*EXERCISE BRIEF*:
Output each line exactly as it appears, skipping any embedded picture.

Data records
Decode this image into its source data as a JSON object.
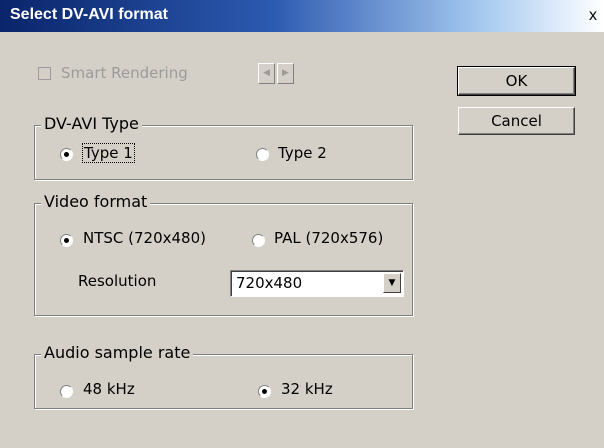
{
  "window": {
    "title": "Select DV-AVI format",
    "close_glyph": "x"
  },
  "smart_rendering": {
    "label": "Smart Rendering",
    "checked": false,
    "disabled": true,
    "prev_glyph": "◀",
    "next_glyph": "▶"
  },
  "buttons": {
    "ok_label": "OK",
    "cancel_label": "Cancel"
  },
  "dvavi_type": {
    "title": "DV-AVI Type",
    "options": [
      {
        "label": "Type 1",
        "selected": true
      },
      {
        "label": "Type 2",
        "selected": false
      }
    ]
  },
  "video_format": {
    "title": "Video format",
    "options": [
      {
        "label": "NTSC (720x480)",
        "selected": true
      },
      {
        "label": "PAL (720x576)",
        "selected": false
      }
    ],
    "resolution_label": "Resolution",
    "resolution_value": "720x480",
    "dropdown_glyph": "▼"
  },
  "audio_sample_rate": {
    "title": "Audio sample rate",
    "options": [
      {
        "label": "48 kHz",
        "selected": false
      },
      {
        "label": "32 kHz",
        "selected": true
      }
    ]
  }
}
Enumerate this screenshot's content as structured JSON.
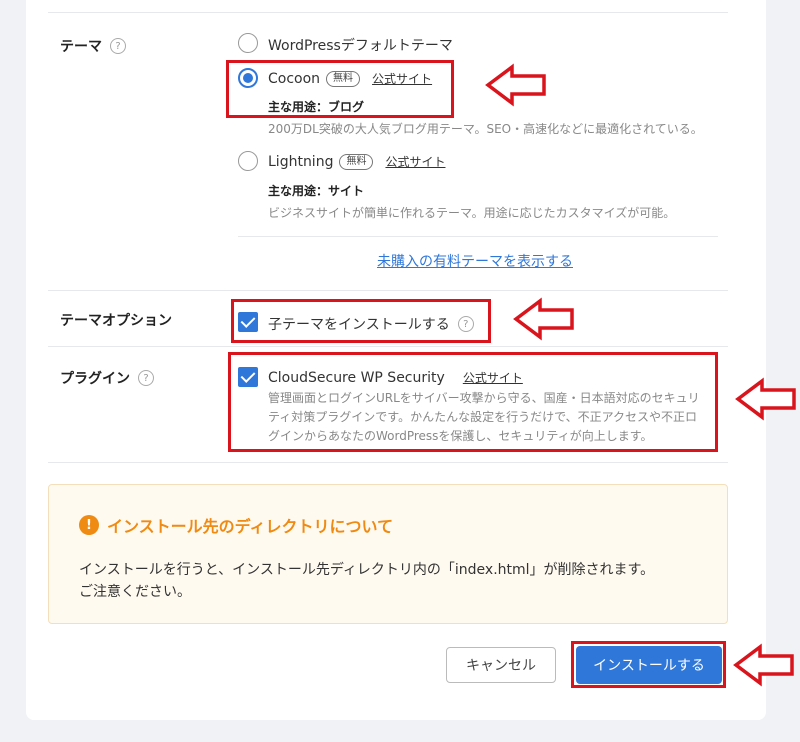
{
  "theme_section": {
    "label": "テーマ",
    "help": "?",
    "options": [
      {
        "name": "WordPressデフォルトテーマ",
        "checked": false
      },
      {
        "name": "Cocoon",
        "badge": "無料",
        "link": "公式サイト",
        "use": "主な用途：ブログ",
        "desc": "200万DL突破の大人気ブログ用テーマ。SEO・高速化などに最適化されている。",
        "checked": true
      },
      {
        "name": "Lightning",
        "badge": "無料",
        "link": "公式サイト",
        "use": "主な用途：サイト",
        "desc": "ビジネスサイトが簡単に作れるテーマ。用途に応じたカスタマイズが可能。",
        "checked": false
      }
    ],
    "show_paid_link": "未購入の有料テーマを表示する"
  },
  "theme_option": {
    "label": "テーマオプション",
    "checkbox_label": "子テーマをインストールする",
    "help": "?",
    "checked": true
  },
  "plugin": {
    "label": "プラグイン",
    "help": "?",
    "name": "CloudSecure WP Security",
    "link": "公式サイト",
    "desc_lines": [
      "管理画面とログインURLをサイバー攻撃から守る、国産・日本語対応のセキュリ",
      "ティ対策プラグインです。かんたんな設定を行うだけで、不正アクセスや不正ロ",
      "グインからあなたのWordPressを保護し、セキュリティが向上します。"
    ],
    "checked": true
  },
  "notice": {
    "icon": "!",
    "title": "インストール先のディレクトリについて",
    "body_line1": "インストールを行うと、インストール先ディレクトリ内の「index.html」が削除されます。",
    "body_line2": "ご注意ください。"
  },
  "buttons": {
    "cancel": "キャンセル",
    "install": "インストールする"
  },
  "colors": {
    "accent": "#2f77d9",
    "highlight": "#d9141c",
    "warning": "#ef8a12"
  }
}
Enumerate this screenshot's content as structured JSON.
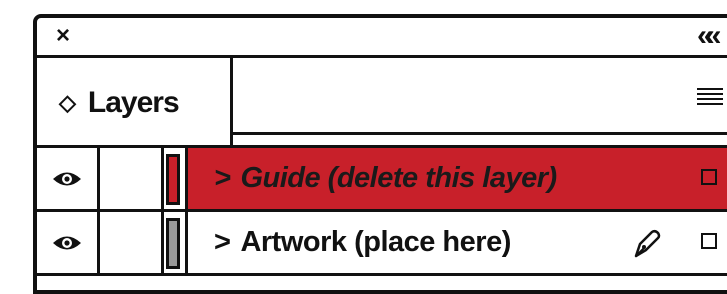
{
  "panel": {
    "close_label": "×",
    "collapse_label": "«",
    "tab_arrows": "◇",
    "tab_title": "Layers"
  },
  "layers": [
    {
      "name": "Guide (delete this layer)",
      "chevron": ">",
      "visible": true,
      "color": "#c8202a",
      "selected": true,
      "editing": false
    },
    {
      "name": "Artwork (place here)",
      "chevron": ">",
      "visible": true,
      "color": "#9a9a9a",
      "selected": false,
      "editing": true
    }
  ],
  "colors": {
    "selection": "#c8202a",
    "ink": "#111111"
  },
  "icons": [
    "close-icon",
    "collapse-panel-icon",
    "sort-arrows-icon",
    "panel-menu-icon",
    "eye-icon",
    "chevron-right-icon",
    "pen-icon",
    "target-icon"
  ]
}
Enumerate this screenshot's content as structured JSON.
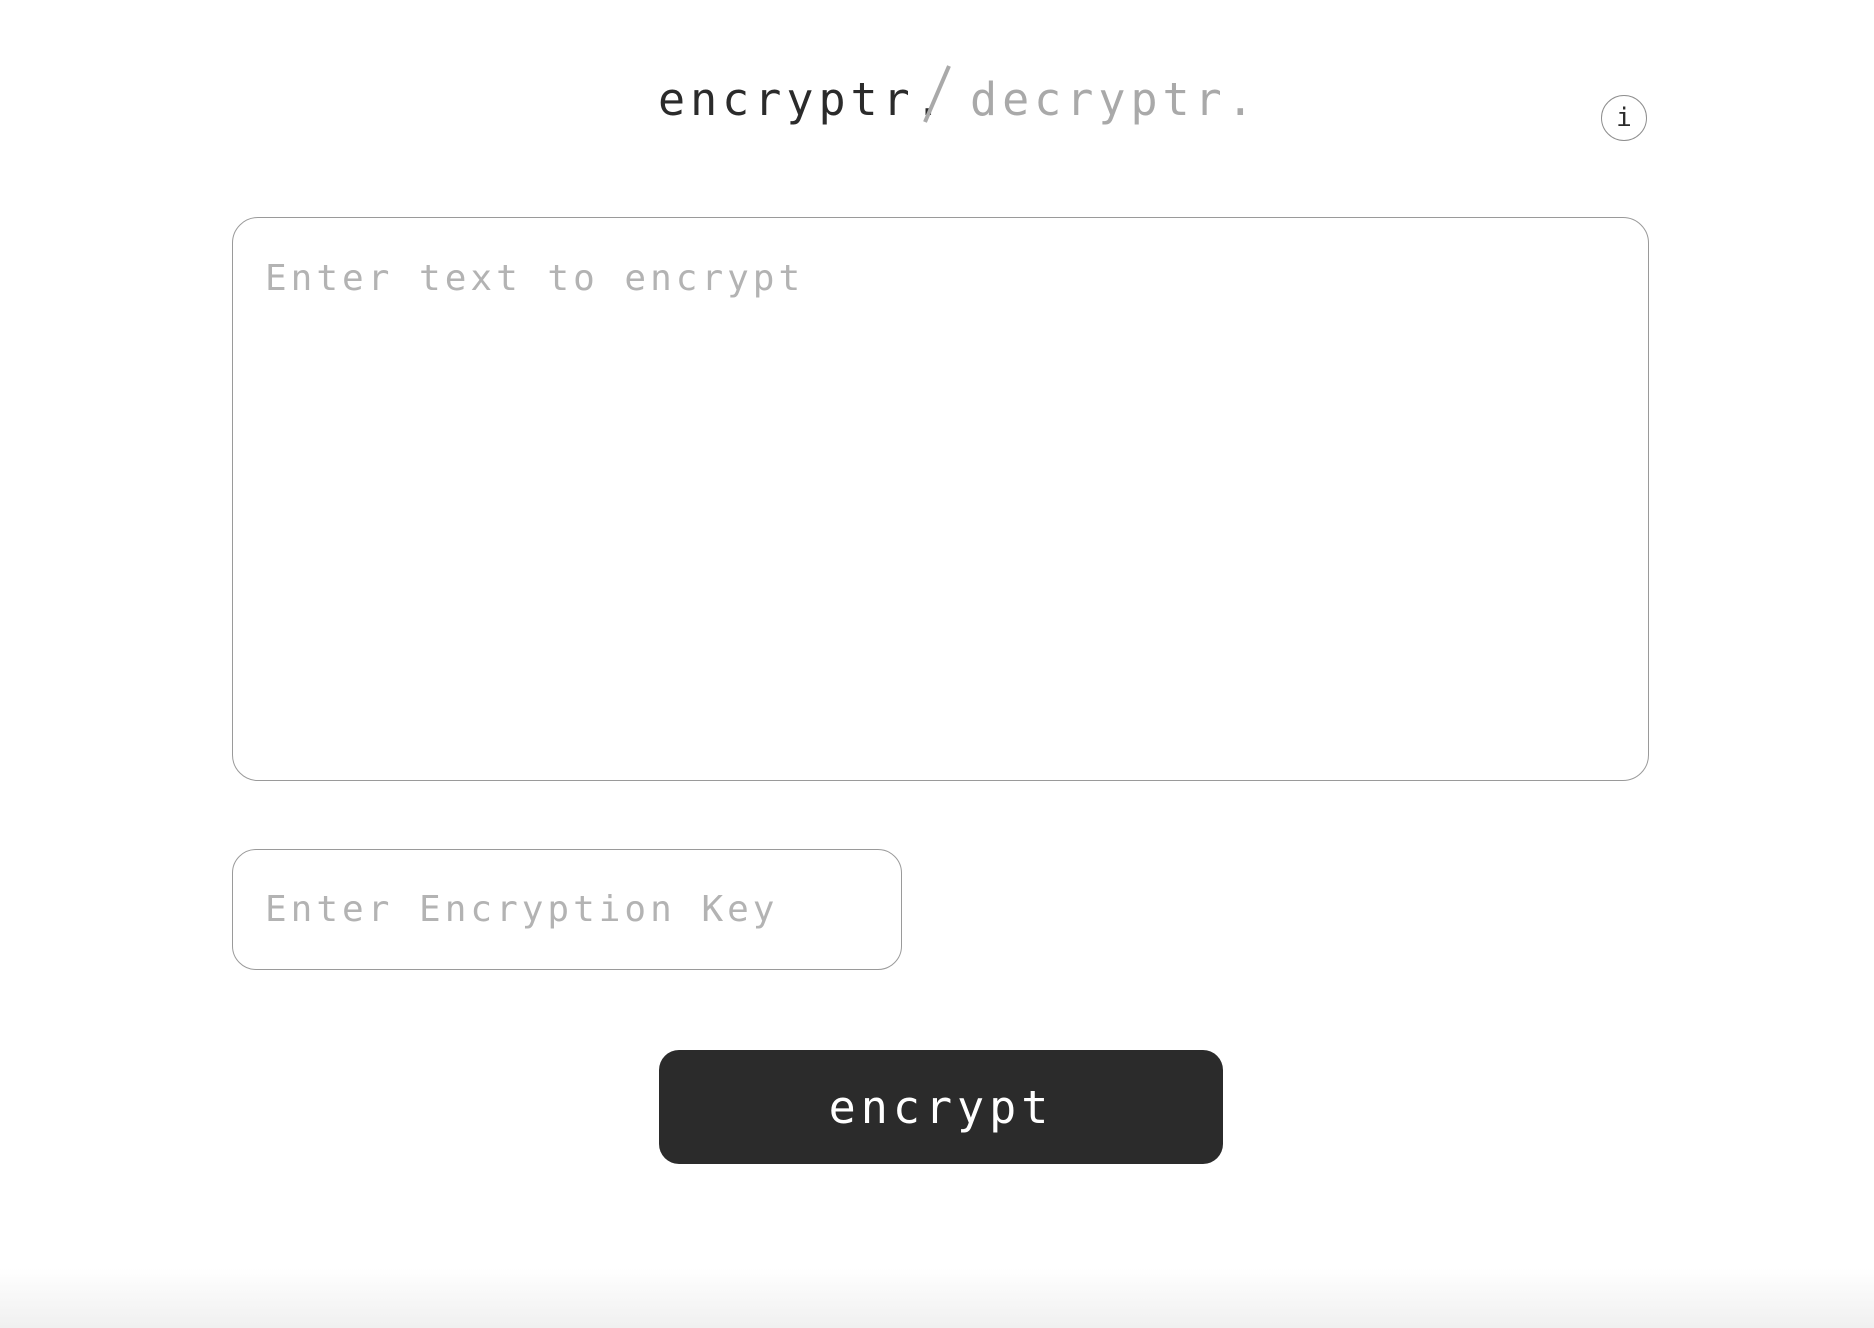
{
  "header": {
    "tabs": [
      {
        "label": "encryptr.",
        "active": true
      },
      {
        "label": "decryptr.",
        "active": false
      }
    ],
    "separator": "/",
    "info_label": "i"
  },
  "form": {
    "text_input": {
      "placeholder": "Enter text to encrypt",
      "value": ""
    },
    "key_input": {
      "placeholder": "Enter Encryption Key",
      "value": ""
    },
    "submit_label": "encrypt"
  },
  "colors": {
    "primary": "#2b2b2b",
    "inactive": "#a9a9a9",
    "placeholder": "#b3b3b3",
    "border": "#9a9a9a",
    "background": "#ffffff"
  }
}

*TASK RESULT*:
Decode this image into its source data as a JSON object.
{
  "window": {
    "title": "Select DV-AVI format",
    "close_glyph": "x"
  },
  "smart_rendering": {
    "label": "Smart Rendering",
    "checked": false,
    "disabled": true,
    "prev_glyph": "◀",
    "next_glyph": "▶"
  },
  "buttons": {
    "ok_label": "OK",
    "cancel_label": "Cancel"
  },
  "dvavi_type": {
    "title": "DV-AVI Type",
    "options": [
      {
        "label": "Type 1",
        "selected": true
      },
      {
        "label": "Type 2",
        "selected": false
      }
    ]
  },
  "video_format": {
    "title": "Video format",
    "options": [
      {
        "label": "NTSC (720x480)",
        "selected": true
      },
      {
        "label": "PAL (720x576)",
        "selected": false
      }
    ],
    "resolution_label": "Resolution",
    "resolution_value": "720x480",
    "dropdown_glyph": "▼"
  },
  "audio_sample_rate": {
    "title": "Audio sample rate",
    "options": [
      {
        "label": "48 kHz",
        "selected": false
      },
      {
        "label": "32 kHz",
        "selected": true
      }
    ]
  }
}
Enumerate this screenshot's content as structured JSON.
{
  "theme_section": {
    "label": "テーマ",
    "help": "?",
    "options": [
      {
        "name": "WordPressデフォルトテーマ",
        "checked": false
      },
      {
        "name": "Cocoon",
        "badge": "無料",
        "link": "公式サイト",
        "use": "主な用途：ブログ",
        "desc": "200万DL突破の大人気ブログ用テーマ。SEO・高速化などに最適化されている。",
        "checked": true
      },
      {
        "name": "Lightning",
        "badge": "無料",
        "link": "公式サイト",
        "use": "主な用途：サイト",
        "desc": "ビジネスサイトが簡単に作れるテーマ。用途に応じたカスタマイズが可能。",
        "checked": false
      }
    ],
    "show_paid_link": "未購入の有料テーマを表示する"
  },
  "theme_option": {
    "label": "テーマオプション",
    "checkbox_label": "子テーマをインストールする",
    "help": "?",
    "checked": true
  },
  "plugin": {
    "label": "プラグイン",
    "help": "?",
    "name": "CloudSecure WP Security",
    "link": "公式サイト",
    "desc_lines": [
      "管理画面とログインURLをサイバー攻撃から守る、国産・日本語対応のセキュリ",
      "ティ対策プラグインです。かんたんな設定を行うだけで、不正アクセスや不正ロ",
      "グインからあなたのWordPressを保護し、セキュリティが向上します。"
    ],
    "checked": true
  },
  "notice": {
    "icon": "!",
    "title": "インストール先のディレクトリについて",
    "body_line1": "インストールを行うと、インストール先ディレクトリ内の「index.html」が削除されます。",
    "body_line2": "ご注意ください。"
  },
  "buttons": {
    "cancel": "キャンセル",
    "install": "インストールする"
  },
  "colors": {
    "accent": "#2f77d9",
    "highlight": "#d9141c",
    "warning": "#ef8a12"
  }
}
Enumerate this screenshot's content as structured JSON.
{
  "panel": {
    "close_label": "×",
    "collapse_label": "«",
    "tab_arrows": "◇",
    "tab_title": "Layers"
  },
  "layers": [
    {
      "name": "Guide (delete this layer)",
      "chevron": ">",
      "visible": true,
      "color": "#c8202a",
      "selected": true,
      "editing": false
    },
    {
      "name": "Artwork (place here)",
      "chevron": ">",
      "visible": true,
      "color": "#9a9a9a",
      "selected": false,
      "editing": true
    }
  ],
  "colors": {
    "selection": "#c8202a",
    "ink": "#111111"
  },
  "icons": [
    "close-icon",
    "collapse-panel-icon",
    "sort-arrows-icon",
    "panel-menu-icon",
    "eye-icon",
    "chevron-right-icon",
    "pen-icon",
    "target-icon"
  ]
}
Enumerate this screenshot's content as structured JSON.
{
  "header": {
    "tabs": [
      {
        "label": "encryptr.",
        "active": true
      },
      {
        "label": "decryptr.",
        "active": false
      }
    ],
    "separator": "/",
    "info_label": "i"
  },
  "form": {
    "text_input": {
      "placeholder": "Enter text to encrypt",
      "value": ""
    },
    "key_input": {
      "placeholder": "Enter Encryption Key",
      "value": ""
    },
    "submit_label": "encrypt"
  },
  "colors": {
    "primary": "#2b2b2b",
    "inactive": "#a9a9a9",
    "placeholder": "#b3b3b3",
    "border": "#9a9a9a",
    "background": "#ffffff"
  }
}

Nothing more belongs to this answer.